• **THE TASK**:
Copy each line below exactly and leave the pictures out.

• **EXERCISE DATA**:
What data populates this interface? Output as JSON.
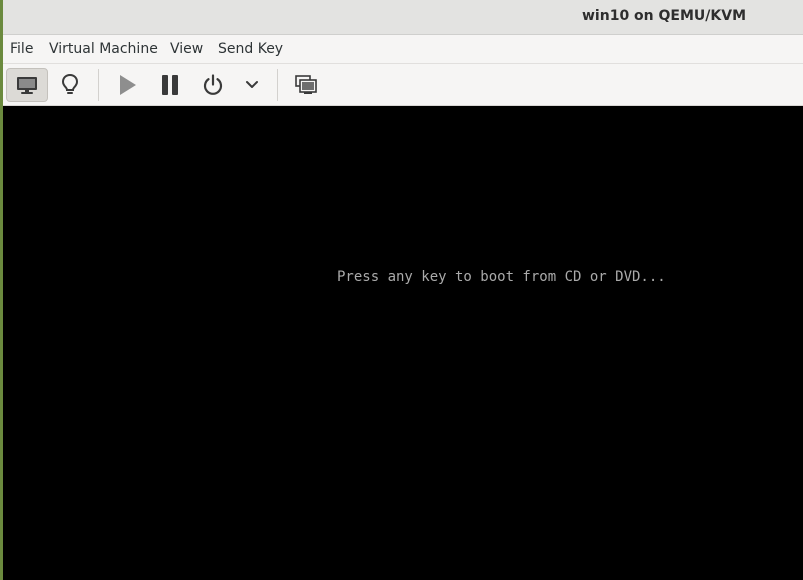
{
  "window": {
    "title": "win10 on QEMU/KVM"
  },
  "menu": {
    "items": [
      {
        "label": "File"
      },
      {
        "label": "Virtual Machine"
      },
      {
        "label": "View"
      },
      {
        "label": "Send Key"
      }
    ]
  },
  "toolbar": {
    "buttons": [
      {
        "icon": "monitor-icon",
        "active": true
      },
      {
        "icon": "lightbulb-icon",
        "active": false
      },
      {
        "icon": "play-icon",
        "active": false
      },
      {
        "icon": "pause-icon",
        "active": false
      },
      {
        "icon": "power-icon",
        "active": false
      },
      {
        "icon": "chevron-down-icon",
        "active": false
      },
      {
        "icon": "snapshots-icon",
        "active": false
      }
    ]
  },
  "console": {
    "message": "Press any key to boot from CD or DVD..."
  },
  "colors": {
    "titlebar": "#e3e3e1",
    "menubar": "#f6f5f4",
    "console_bg": "#000000",
    "console_text": "#aaaaaa"
  }
}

• **SOLVED PROBLEM**:
What data populates this interface? Output as JSON.
{
  "window": {
    "title": "win10 on QEMU/KVM"
  },
  "menu": {
    "items": [
      {
        "label": "File"
      },
      {
        "label": "Virtual Machine"
      },
      {
        "label": "View"
      },
      {
        "label": "Send Key"
      }
    ]
  },
  "toolbar": {
    "buttons": [
      {
        "icon": "monitor-icon",
        "active": true
      },
      {
        "icon": "lightbulb-icon",
        "active": false
      },
      {
        "icon": "play-icon",
        "active": false
      },
      {
        "icon": "pause-icon",
        "active": false
      },
      {
        "icon": "power-icon",
        "active": false
      },
      {
        "icon": "chevron-down-icon",
        "active": false
      },
      {
        "icon": "snapshots-icon",
        "active": false
      }
    ]
  },
  "console": {
    "message": "Press any key to boot from CD or DVD..."
  },
  "colors": {
    "titlebar": "#e3e3e1",
    "menubar": "#f6f5f4",
    "console_bg": "#000000",
    "console_text": "#aaaaaa"
  }
}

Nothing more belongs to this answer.